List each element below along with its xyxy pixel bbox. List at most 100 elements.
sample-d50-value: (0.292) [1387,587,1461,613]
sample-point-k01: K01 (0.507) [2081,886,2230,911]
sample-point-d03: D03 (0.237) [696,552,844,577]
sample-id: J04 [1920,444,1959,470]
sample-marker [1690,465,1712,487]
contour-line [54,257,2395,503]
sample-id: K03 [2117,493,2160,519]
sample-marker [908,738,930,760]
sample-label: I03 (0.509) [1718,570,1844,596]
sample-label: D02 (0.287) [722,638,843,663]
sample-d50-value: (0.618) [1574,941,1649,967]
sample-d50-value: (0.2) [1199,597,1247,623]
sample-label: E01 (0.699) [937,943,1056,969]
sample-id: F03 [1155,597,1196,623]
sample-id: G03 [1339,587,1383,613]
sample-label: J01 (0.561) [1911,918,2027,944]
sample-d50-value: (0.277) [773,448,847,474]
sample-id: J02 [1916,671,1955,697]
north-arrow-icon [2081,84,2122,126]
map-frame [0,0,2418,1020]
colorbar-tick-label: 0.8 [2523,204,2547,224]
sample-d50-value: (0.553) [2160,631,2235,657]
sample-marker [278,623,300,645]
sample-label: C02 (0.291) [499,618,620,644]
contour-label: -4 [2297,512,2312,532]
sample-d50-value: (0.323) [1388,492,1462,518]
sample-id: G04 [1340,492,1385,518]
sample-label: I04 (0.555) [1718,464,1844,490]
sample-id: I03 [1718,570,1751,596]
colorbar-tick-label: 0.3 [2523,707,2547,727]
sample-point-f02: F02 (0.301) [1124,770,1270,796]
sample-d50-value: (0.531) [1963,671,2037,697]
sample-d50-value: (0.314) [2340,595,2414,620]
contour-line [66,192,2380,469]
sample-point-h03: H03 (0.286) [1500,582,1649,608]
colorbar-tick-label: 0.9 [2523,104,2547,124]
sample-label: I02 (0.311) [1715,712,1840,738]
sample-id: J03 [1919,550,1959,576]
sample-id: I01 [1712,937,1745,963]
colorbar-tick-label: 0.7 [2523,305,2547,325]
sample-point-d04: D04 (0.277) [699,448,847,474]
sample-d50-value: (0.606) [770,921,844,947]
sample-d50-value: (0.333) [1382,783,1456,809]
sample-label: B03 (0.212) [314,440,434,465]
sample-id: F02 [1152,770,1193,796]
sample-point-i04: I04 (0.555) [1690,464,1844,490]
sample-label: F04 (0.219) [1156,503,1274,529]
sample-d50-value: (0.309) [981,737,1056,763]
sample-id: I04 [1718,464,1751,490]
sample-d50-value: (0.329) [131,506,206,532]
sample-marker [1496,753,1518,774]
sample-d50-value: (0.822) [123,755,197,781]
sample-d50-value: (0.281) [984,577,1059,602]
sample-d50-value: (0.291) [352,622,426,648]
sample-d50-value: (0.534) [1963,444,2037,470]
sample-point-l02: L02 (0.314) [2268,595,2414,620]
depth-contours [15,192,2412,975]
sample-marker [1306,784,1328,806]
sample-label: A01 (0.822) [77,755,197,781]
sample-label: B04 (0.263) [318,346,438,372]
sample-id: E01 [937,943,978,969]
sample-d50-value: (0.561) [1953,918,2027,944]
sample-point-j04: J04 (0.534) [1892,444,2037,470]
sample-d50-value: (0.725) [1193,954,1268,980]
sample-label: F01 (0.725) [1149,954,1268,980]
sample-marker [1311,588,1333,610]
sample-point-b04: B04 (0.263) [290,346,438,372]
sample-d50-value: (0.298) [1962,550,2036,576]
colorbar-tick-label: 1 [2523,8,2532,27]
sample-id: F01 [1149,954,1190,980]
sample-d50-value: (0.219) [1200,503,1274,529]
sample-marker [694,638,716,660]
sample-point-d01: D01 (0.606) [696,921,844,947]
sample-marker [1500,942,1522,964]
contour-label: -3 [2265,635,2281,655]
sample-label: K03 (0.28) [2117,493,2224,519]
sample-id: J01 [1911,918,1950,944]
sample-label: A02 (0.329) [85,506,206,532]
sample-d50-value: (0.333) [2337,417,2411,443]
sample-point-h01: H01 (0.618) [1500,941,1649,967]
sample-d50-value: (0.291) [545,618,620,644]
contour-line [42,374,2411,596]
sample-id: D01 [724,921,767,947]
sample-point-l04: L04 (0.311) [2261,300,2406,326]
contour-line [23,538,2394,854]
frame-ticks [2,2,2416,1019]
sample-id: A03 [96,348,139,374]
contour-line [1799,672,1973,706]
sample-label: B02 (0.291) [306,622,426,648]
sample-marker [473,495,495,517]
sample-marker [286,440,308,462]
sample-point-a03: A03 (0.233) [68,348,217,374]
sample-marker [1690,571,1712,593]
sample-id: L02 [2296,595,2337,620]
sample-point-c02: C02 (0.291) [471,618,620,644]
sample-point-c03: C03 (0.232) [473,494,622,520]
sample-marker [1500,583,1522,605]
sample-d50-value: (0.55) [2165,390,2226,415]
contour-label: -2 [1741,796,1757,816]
::::
— What needs to be done —
Select every line in the entries above that contains the string "colorbar". The match is case-sensitive.

— Task response —
colorbar-tick-label: 0.8 [2523,204,2547,224]
colorbar-tick-label: 0.3 [2523,707,2547,727]
colorbar-tick-label: 0.9 [2523,104,2547,124]
colorbar-tick-label: 0.7 [2523,305,2547,325]
colorbar-tick-label: 1 [2523,8,2532,27]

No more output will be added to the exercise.